#### [DOCUMENTO DE ORIGEM]
* * * * * * *

ESTADO DE DEFESA E ESTADO DE SÍTIO
Rogério Tadeu Romano
I - A SUSPENSÃO DAS GARANTIAS CONSTITUCIONAIS
A suspensão das garantias constitucionais é uma das questões graves do direito constitucional, porque diz respeito à restrição ao exercício dos direitos fundamentais do homem.
Os vestígios dessas limitações são encontrados na Grécia e na Roma antiga. Disse Glotz (La cité grecqué, pág. 126) que, em guerras e revoluções, concediam-se aos arcontes poderes excepcionais. Era uma tirania eletiva.
Também aos cônsules se concediam "plenos poderes". Era a ditadura a que se referia Denys D'Halicarnasse.
Os Estados Unidos adotaram o instituto da mãe pátria em sua pureza, uma vez que excluíram os Coercition Acts e os Acts of Indennity. Admitem, no entanto, a suspensão do writ por ato do Congresso, apenas nos casos de rebellion or invasion (Constituição de 1787, artigo 1º, seção 9ª, item 2º). Os governantes não faziam jus a bill de indenidade, como sustentavam os tratadistas desde Joseph Story (Commentaries on the Constitution, volume II, pág. 214) . Em 1817, e ainda em 1841, os Estados Unidos adotaram, igualmente, esses emergency powers, como se lê de Munro (The government of the United States, pág. 430).

* * * * * * *

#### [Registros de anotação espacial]
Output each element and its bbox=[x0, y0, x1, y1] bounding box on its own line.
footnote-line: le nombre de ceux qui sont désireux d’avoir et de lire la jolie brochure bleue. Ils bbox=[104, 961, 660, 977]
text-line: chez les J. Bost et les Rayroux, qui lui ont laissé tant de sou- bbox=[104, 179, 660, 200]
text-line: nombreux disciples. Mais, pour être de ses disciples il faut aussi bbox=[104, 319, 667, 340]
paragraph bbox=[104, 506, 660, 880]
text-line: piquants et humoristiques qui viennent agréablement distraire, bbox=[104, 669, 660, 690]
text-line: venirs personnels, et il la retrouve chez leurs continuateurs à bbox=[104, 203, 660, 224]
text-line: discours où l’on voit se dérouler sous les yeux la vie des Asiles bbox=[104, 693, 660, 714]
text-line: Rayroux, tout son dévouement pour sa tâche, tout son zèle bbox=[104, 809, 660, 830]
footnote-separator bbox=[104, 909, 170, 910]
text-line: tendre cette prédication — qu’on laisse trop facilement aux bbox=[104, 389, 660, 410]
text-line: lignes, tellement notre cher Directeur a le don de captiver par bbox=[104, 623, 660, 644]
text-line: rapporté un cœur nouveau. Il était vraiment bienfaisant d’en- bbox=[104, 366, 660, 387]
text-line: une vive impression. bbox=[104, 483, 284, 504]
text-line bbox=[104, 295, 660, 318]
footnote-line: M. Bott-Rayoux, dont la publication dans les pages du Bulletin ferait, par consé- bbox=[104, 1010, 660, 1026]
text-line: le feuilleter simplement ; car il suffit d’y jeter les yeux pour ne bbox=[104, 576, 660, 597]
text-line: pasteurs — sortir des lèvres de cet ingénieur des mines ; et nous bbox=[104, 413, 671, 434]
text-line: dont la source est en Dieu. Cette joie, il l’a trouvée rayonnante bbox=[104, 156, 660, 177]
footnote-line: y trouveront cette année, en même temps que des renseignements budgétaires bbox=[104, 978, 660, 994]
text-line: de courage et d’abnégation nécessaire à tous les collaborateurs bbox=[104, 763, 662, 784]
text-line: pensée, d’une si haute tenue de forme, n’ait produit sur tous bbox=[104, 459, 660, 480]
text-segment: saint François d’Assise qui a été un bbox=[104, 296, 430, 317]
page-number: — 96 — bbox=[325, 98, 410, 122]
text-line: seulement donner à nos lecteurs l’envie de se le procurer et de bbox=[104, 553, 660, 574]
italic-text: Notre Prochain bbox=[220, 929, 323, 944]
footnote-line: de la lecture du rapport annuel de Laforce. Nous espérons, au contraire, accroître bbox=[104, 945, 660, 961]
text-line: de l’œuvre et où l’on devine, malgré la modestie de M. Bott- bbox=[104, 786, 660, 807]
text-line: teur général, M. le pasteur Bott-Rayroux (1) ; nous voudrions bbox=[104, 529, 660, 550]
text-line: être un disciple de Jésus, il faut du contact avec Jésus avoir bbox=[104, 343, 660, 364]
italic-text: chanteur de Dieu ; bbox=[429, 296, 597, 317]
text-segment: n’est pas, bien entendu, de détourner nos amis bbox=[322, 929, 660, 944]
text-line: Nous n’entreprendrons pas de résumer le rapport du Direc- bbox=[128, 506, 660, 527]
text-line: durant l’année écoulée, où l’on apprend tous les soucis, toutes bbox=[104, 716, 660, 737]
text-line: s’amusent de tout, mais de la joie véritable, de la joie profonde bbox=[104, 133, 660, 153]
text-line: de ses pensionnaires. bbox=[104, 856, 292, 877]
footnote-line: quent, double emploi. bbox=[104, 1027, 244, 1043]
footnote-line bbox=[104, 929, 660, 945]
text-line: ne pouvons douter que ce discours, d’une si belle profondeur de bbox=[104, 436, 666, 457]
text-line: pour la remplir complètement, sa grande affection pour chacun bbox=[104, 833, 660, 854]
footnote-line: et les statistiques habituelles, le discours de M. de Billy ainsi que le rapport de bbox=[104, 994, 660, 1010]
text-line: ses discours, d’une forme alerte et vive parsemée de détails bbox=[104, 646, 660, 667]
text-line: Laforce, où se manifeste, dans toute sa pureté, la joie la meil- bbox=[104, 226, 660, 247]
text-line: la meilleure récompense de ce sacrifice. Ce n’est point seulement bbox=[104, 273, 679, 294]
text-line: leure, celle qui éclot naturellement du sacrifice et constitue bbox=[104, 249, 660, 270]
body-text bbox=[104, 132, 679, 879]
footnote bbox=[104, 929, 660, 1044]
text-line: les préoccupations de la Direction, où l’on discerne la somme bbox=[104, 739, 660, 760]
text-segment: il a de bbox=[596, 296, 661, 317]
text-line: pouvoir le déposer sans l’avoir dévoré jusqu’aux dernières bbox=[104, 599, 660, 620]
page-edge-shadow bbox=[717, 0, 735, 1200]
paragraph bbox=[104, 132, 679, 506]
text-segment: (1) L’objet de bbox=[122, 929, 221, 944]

* * * * * * *

#### [AÇÕES A REALIZAR]
1 – Atualize o trecho do texto sobre estado de defesa e estado de sítio que começa em "Os Estados Unidos adotaram o" e segue até "States, pág. 430).", substituindo "mãe pátria" por "metrópole".
2 – Prossiga com o texto sobre estado de defesa e estado de sítio a partir do ponto em que ele termina.
Não é necessário consultar os registros.

#### [RESULTADOS POR TAREFA]
1 –
Os Estados Unidos adotaram o instituto da metrópole em sua pureza, uma vez que excluíram os Coercition Acts e os Acts of Indennity. Admitem, no entanto, a suspensão do writ por ato do Congresso, apenas nos casos de rebellion or invasion (Constituição de 1787, artigo 1º, seção 9ª, item 2º). Os governantes não faziam jus a bill de indenidade, como sustentavam os tratadistas desde Joseph Story (Commentaries on the Constitution, volume II, pág. 214) . Em 1817, e ainda em 1841, os Estados Unidos adotaram, igualmente, esses emergency powers, como se lê de Munro (The government of the United States, pág. 430).

2 –
Na França estudou-se a matéria à luz do instituto das perturbações da ordem pública. A Carta de 1814 (artigo 14) admitiu, de forma implícita, o instituto que caiu com a Carta de 1830. Em 1849, regulou-se o état de siège militar, que Duguit chamou de real para distinguir de civil, que ele denominava de fictício (Manuel de droit constitucionnel, pág. 231). Em 1878, o instituto foi regulado por lei, com os seguintes princípios: a) cabe ao Parlamento declará-lo; b) nos intervalos das sessões, pode o presidente da República fazê-lo, ouvido o Conselho de Ministros, cabendo ao Parlamento, mantê-lo ou levantá-lo, dois dias após; c) quando dissolvido o Parlamento, o presidente da República só pode fazê-lo em caso de guerra, ouvido o Conselho de Ministros; d) só em dois casos é ele admitido: guerra ou insurreição armada, como disse ainda Léon Duguit (Traité de droit constitutionnel, volume IV, pág. 414).
O Brasil adotou, desde logo, o sistema francês: suspensão, não apenas do habeas corpus - como fazem os anglo-americanos, com o bill of indemnity, ou sem ele - mas ainda de outras garantias, por ato do Congresso e, em casos excepcionais, do presidente da República.
A Constituição de 1891 já falava em agressão estrangeira ou comoção intestina.
Rui Barbosa sustentava, não só que não se suspendiam, durante o sítio, todas as garantias constitucionais, como não cessavam as imunidades parlamentares (Comentários à Constituição Federal, volume VI, páginas 280 e seguintes). Entendia, outrossim, que a comoção intestina pressupunha periclitação da segurança da República (página 300). Advogava a regulamentação do estado de sítio nas bases em que veio a fazê-lo a Constituição de 1934.
Há o que chamamos de direito constitucional das crises.
Ali se situam normas que visam à estabilização e à defesa da Constituição contra processos violentos de perturbação da ordem social.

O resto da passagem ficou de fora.